# [INSTRUCTIONS TO FOLLOW]
Search the material below for the string "Alta" and extract each line that has it.

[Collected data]
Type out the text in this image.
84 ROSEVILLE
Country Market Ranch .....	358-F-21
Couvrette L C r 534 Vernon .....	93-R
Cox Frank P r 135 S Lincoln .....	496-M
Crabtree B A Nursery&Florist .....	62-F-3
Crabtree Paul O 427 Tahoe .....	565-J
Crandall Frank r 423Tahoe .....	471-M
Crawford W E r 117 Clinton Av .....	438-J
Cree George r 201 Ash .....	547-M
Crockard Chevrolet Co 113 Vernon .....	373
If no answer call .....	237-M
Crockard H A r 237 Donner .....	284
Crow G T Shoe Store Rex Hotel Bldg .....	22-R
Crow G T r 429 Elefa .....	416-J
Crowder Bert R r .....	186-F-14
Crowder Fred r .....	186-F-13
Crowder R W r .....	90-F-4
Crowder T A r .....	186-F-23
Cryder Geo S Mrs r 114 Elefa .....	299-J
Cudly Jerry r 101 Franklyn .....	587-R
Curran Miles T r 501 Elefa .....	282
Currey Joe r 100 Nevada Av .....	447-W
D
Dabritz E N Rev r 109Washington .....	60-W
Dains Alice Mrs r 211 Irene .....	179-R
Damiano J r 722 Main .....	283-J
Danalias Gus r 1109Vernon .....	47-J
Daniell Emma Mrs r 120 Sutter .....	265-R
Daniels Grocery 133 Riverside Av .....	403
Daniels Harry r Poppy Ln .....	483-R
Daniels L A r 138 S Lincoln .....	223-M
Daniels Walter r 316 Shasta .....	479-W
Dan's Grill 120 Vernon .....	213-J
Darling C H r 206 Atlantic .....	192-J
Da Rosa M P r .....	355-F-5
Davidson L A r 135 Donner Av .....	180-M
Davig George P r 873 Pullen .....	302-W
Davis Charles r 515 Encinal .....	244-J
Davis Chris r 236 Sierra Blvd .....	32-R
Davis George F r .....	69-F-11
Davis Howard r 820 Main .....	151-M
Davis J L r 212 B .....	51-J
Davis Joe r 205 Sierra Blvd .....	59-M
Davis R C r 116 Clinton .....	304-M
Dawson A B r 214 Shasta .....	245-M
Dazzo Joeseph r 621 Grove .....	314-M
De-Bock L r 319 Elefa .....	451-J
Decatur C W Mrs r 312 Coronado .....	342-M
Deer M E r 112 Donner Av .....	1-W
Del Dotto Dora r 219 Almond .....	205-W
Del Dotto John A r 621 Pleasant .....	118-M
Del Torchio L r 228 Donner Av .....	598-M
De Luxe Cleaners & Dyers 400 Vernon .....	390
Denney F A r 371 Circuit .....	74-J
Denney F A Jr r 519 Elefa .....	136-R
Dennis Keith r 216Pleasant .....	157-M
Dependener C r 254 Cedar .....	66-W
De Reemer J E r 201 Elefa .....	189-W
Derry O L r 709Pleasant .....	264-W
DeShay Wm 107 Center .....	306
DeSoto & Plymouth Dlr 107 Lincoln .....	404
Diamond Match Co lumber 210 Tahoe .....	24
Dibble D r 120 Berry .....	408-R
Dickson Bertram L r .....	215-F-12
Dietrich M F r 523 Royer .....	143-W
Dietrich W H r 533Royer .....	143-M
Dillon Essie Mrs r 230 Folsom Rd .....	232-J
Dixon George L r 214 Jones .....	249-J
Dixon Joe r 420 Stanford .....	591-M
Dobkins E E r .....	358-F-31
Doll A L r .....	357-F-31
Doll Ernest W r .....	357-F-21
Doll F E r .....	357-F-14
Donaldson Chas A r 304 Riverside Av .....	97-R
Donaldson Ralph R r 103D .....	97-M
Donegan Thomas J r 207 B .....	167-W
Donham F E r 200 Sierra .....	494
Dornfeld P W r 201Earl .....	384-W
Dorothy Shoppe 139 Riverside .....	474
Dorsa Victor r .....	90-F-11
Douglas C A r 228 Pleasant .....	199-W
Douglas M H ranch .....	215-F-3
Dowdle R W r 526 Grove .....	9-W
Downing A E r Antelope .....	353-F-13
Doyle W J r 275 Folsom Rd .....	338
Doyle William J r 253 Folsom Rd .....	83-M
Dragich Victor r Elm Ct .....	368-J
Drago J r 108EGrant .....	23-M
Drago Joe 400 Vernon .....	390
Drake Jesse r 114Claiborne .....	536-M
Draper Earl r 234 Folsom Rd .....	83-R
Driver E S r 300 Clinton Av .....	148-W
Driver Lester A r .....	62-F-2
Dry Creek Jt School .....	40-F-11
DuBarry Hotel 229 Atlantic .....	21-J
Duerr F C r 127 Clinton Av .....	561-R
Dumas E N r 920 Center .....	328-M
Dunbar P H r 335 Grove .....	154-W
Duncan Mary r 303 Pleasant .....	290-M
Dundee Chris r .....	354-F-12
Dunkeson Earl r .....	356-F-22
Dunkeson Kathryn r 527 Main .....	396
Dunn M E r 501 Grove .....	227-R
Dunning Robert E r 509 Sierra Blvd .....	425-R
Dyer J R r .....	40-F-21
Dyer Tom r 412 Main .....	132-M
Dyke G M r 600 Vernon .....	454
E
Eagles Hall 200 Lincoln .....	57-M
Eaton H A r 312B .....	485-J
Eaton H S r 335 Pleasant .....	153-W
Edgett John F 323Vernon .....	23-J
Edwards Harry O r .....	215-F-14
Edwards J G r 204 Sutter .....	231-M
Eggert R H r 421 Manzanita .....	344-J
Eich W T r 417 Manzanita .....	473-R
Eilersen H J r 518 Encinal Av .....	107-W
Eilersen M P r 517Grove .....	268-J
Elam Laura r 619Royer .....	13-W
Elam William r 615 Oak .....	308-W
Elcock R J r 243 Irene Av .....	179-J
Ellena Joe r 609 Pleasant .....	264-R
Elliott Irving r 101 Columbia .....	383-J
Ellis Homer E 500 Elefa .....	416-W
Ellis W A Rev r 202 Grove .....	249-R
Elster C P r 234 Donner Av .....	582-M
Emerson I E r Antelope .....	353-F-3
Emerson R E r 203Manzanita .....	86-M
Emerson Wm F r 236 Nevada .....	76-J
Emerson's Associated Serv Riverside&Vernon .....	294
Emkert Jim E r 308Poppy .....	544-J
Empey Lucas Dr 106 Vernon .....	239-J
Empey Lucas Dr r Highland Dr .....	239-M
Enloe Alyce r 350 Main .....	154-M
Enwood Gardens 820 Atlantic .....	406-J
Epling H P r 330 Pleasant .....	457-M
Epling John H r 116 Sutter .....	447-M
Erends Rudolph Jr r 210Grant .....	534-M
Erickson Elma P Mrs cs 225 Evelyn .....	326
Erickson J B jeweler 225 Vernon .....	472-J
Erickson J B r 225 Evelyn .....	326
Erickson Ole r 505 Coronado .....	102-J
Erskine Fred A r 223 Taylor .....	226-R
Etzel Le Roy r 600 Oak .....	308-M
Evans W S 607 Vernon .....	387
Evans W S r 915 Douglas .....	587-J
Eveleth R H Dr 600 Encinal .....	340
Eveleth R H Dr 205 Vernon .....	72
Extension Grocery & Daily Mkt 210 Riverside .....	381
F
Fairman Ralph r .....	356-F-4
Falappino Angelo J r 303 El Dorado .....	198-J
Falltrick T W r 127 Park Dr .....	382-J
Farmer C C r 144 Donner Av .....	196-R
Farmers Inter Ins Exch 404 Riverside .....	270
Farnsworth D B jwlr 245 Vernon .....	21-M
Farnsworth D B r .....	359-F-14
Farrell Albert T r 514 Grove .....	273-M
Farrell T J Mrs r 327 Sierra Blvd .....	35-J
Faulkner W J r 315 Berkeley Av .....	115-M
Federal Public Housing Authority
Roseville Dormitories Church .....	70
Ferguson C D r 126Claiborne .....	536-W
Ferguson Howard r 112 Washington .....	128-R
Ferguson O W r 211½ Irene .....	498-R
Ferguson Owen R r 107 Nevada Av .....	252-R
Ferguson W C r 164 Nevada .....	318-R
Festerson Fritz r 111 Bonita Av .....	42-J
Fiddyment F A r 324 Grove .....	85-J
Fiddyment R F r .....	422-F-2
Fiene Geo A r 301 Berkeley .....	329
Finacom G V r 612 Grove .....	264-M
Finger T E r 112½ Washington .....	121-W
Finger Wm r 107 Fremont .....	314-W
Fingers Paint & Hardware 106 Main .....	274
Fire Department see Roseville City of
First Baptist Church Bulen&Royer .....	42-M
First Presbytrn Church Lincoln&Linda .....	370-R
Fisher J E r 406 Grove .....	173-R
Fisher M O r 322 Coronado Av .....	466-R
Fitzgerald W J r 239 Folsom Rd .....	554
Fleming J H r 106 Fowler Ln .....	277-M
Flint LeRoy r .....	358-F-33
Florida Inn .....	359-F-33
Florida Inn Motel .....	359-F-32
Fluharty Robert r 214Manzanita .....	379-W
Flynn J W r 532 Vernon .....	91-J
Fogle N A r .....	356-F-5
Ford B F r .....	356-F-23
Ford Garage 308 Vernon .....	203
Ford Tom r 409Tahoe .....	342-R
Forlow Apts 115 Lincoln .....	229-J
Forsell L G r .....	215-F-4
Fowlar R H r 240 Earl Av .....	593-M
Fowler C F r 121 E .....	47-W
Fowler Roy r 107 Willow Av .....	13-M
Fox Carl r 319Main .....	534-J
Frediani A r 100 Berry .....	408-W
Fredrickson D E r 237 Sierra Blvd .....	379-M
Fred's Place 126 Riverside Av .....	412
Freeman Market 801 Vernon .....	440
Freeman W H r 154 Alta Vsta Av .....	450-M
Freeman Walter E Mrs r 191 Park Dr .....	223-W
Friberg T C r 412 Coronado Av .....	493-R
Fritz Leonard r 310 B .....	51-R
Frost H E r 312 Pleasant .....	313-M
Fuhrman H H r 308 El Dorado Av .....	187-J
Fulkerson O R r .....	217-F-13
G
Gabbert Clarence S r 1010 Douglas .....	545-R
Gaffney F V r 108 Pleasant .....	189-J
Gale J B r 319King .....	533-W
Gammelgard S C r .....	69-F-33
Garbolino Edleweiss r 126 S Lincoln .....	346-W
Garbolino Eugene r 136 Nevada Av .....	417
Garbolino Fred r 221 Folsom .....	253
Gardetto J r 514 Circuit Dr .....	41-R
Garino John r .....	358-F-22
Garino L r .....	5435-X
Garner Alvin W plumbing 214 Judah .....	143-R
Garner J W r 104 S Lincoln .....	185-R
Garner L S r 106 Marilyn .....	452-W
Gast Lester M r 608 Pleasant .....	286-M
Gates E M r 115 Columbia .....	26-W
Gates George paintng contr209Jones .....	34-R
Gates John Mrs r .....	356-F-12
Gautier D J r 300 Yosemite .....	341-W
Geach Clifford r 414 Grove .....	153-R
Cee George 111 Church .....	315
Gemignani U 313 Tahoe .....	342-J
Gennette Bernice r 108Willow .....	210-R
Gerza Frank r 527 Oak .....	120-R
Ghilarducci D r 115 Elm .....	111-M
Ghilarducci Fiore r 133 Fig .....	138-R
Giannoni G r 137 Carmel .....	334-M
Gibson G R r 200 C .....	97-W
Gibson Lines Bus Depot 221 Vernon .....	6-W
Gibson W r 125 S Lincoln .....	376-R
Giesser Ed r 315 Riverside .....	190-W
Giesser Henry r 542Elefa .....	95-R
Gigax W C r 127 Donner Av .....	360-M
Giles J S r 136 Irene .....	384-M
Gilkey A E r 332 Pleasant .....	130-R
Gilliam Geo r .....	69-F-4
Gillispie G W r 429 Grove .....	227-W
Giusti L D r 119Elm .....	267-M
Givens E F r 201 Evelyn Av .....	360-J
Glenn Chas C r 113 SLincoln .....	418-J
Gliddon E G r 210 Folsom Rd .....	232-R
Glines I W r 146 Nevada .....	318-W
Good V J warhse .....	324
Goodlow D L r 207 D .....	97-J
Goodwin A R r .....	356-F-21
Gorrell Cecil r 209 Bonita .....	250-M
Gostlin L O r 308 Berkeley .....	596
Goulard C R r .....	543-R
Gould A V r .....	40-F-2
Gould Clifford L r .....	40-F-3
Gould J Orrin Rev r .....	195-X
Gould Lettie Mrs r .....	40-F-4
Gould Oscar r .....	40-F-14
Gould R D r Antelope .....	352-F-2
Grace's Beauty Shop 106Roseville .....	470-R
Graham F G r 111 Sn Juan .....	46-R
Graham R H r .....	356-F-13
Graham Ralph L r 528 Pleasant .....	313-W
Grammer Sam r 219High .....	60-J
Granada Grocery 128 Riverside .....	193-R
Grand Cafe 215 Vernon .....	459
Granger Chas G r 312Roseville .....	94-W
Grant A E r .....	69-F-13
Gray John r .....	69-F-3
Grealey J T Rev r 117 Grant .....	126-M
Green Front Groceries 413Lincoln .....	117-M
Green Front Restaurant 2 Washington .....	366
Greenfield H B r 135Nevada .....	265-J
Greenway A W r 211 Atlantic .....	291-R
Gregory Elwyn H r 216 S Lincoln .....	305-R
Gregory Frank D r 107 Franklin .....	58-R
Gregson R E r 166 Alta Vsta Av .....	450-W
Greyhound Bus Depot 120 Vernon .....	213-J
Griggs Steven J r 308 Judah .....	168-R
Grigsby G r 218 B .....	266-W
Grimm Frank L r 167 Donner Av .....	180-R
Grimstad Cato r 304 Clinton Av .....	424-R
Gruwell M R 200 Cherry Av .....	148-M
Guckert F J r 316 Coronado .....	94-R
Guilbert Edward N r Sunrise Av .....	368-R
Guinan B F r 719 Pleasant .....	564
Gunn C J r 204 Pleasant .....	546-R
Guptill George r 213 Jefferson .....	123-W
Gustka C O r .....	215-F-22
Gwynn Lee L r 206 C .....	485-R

# [CORRECT RESULT]
Freeman W H r 154 Alta Vsta Av .....	450-M
Gregson R E r 166 Alta Vsta Av .....	450-W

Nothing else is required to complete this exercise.